### 出典 ###

■ 『ふしぎな県境』西村まさゆき/中公新書を読み終えた。
この本の帯に「幅1メートル×長さ8キロの福島県に行ってみた」というコピーがある。手元にある福島県の地図(昭文社の分県地図 昨年11月に福島県の狛犬と火の見櫓巡りをしたが、その時に買い求めた)を見ると、確かにある。西村さんが「盲腸県境」と名付けた福島県の領域が飯豊山(いいでさん)の山頂の先まで伸びている。知らなかった、こんなところがあるのなんて。
この本には全国13ヵ所のおもしろ県境が紹介されている。
その内の1ヵ所、第6章。
**県境マニアは、よく冗談で「これだけ幅が狭いと、片足ずつ山形県と新潟県において、福島をまたげるかもね、アハハ」なんて言うのだが、標高二〇〇〇メートル近い山にわざわざ登ってそんな冗談をほんとに実行する人はいない。**(62頁) でも西村さんは実行してしまった。

### 項目 ###

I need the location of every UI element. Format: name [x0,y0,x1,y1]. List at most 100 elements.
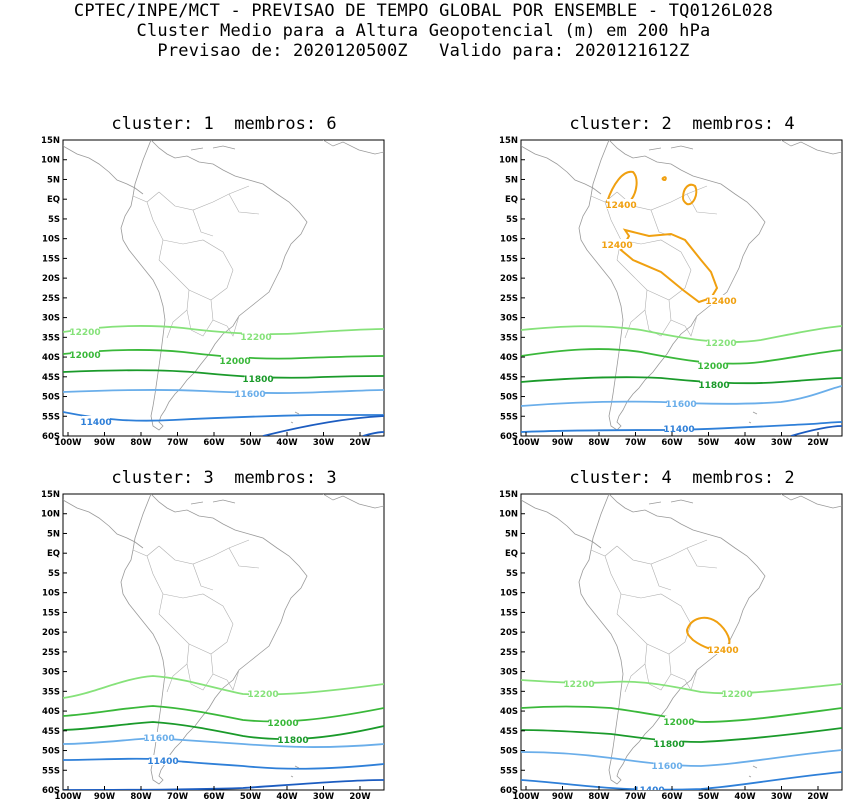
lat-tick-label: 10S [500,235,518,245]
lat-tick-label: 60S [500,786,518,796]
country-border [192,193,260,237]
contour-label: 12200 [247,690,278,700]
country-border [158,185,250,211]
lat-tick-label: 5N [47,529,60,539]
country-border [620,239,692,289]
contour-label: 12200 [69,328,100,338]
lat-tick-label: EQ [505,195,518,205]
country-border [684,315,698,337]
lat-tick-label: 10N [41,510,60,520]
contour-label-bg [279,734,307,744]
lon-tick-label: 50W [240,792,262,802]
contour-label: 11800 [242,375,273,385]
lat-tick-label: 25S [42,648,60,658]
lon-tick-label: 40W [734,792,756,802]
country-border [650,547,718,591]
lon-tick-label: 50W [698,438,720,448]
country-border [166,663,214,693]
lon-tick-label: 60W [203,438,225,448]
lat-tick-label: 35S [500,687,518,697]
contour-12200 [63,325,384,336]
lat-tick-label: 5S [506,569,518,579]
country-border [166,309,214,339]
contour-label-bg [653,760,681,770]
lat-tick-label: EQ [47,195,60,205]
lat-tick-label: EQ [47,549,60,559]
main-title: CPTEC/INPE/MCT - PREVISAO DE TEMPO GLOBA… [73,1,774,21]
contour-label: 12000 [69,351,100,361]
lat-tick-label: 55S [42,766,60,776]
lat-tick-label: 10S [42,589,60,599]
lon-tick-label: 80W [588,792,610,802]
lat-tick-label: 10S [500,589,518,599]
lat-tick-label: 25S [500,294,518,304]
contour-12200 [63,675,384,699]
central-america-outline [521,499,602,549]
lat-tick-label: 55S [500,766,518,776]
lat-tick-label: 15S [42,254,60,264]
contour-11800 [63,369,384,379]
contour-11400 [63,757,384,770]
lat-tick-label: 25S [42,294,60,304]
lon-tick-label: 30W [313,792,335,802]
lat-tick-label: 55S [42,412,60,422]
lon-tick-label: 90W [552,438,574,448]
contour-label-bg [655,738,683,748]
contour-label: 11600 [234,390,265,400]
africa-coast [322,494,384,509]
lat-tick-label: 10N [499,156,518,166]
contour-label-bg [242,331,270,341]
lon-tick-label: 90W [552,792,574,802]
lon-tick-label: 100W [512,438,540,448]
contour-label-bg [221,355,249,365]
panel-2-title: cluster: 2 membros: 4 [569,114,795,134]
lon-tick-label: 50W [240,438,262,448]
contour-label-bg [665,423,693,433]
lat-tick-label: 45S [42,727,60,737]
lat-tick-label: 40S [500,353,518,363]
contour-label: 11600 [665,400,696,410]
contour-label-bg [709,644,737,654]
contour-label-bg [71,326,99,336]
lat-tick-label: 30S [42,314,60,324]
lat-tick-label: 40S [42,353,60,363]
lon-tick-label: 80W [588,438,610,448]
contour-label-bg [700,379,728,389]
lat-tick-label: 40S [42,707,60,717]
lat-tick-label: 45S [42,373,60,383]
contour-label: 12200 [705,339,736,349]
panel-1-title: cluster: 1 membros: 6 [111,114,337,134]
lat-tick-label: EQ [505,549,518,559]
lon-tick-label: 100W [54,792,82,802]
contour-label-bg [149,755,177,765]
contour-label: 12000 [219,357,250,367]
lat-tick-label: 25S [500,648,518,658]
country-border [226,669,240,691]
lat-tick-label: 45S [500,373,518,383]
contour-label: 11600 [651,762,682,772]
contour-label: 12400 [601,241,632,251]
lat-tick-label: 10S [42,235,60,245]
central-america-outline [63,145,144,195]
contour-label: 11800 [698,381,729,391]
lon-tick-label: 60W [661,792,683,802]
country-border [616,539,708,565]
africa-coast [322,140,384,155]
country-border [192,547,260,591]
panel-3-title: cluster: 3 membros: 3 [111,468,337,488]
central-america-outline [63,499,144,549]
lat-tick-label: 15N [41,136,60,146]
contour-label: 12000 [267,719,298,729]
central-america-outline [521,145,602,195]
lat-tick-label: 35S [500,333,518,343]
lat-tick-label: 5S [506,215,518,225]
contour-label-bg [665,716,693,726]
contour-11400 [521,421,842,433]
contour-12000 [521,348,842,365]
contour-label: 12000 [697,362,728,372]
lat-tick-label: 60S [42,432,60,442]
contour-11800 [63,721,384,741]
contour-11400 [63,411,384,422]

###
### 項目 ###

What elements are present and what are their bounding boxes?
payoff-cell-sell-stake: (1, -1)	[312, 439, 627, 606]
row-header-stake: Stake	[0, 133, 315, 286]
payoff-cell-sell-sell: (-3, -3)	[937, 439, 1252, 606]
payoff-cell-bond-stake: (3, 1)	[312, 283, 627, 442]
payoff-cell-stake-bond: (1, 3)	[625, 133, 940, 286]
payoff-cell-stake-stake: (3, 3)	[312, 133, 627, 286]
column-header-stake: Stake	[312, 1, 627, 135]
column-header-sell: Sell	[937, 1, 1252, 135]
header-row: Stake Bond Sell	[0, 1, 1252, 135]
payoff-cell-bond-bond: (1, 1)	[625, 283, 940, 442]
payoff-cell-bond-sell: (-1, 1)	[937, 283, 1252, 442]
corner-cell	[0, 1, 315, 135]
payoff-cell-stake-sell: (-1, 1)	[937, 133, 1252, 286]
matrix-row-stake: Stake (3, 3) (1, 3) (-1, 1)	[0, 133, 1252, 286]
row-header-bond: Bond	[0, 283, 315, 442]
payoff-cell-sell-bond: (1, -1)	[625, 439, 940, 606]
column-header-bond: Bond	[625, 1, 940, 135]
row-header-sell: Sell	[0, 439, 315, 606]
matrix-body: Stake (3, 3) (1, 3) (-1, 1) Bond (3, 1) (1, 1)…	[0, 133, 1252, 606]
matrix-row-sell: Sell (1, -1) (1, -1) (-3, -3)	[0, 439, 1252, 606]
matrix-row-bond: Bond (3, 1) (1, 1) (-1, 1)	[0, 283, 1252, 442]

###

課題 1:
出典の一部を、「この本の帯に「幅1メートル×」を含む箇所から始めて「この本には全国13ヵ所のおもしろ県境が紹介されている。」の後で止め、一字一句変えずに書き写してもらえますか。
課題 2:
出典について、次の問いに答えてもらえますか。
(a) 本では全国で何ヵ所の県境が紹介されていますか。
(b) 手元の福島県の地図は、いつ何をした時に買い求めたものですか。
(c) 西村さんは、飯豊山の山頂の先まで伸びる福島県の領域を何と名付けましたか。
課題 3:
次の各文は出典の内容と合っていますか。それぞれ「はい」か「いいえ」で答え、根拠となる出典の語句をそのまま引用してもらえますか。
(a) 本の帯のコピーには、福島県の幅が1メートルだと書かれている。
(b) 福島県の領域は飯豊山の山頂の手前で終わっている。
(c) 西村さんは、片足ずつ山形県と新潟県に置いて福島をまたぐ冗談を実行しなかった。
これらの項目は、ここでは何の役割も持ちません。

正解 1:
この本の帯に「幅1メートル×長さ8キロの福島県に行ってみた」というコピーがある。手元にある福島県の地図(昭文社の分県地図 昨年11月に福島県の狛犬と火の見櫓巡りをしたが、その時に買い求めた)を見ると、確かにある。西村さんが「盲腸県境」と名付けた福島県の領域が飯豊山(いいでさん)の山頂の先まで伸びている。知らなかった、こんなところがあるのなんて。
この本には全国13ヵ所のおもしろ県境が紹介されている。

正解 2:
(a) 13ヵ所
(b) 昨年11月、福島県の狛犬と火の見櫓巡りをした時
(c) 盲腸県境

正解 3:
(a) はい。「幅1メートル×長さ8キロの福島県に行ってみた」
(b) いいえ。「飯豊山(いいでさん)の山頂の先まで伸びている」
(c) いいえ。「でも西村さんは実行してしまった。」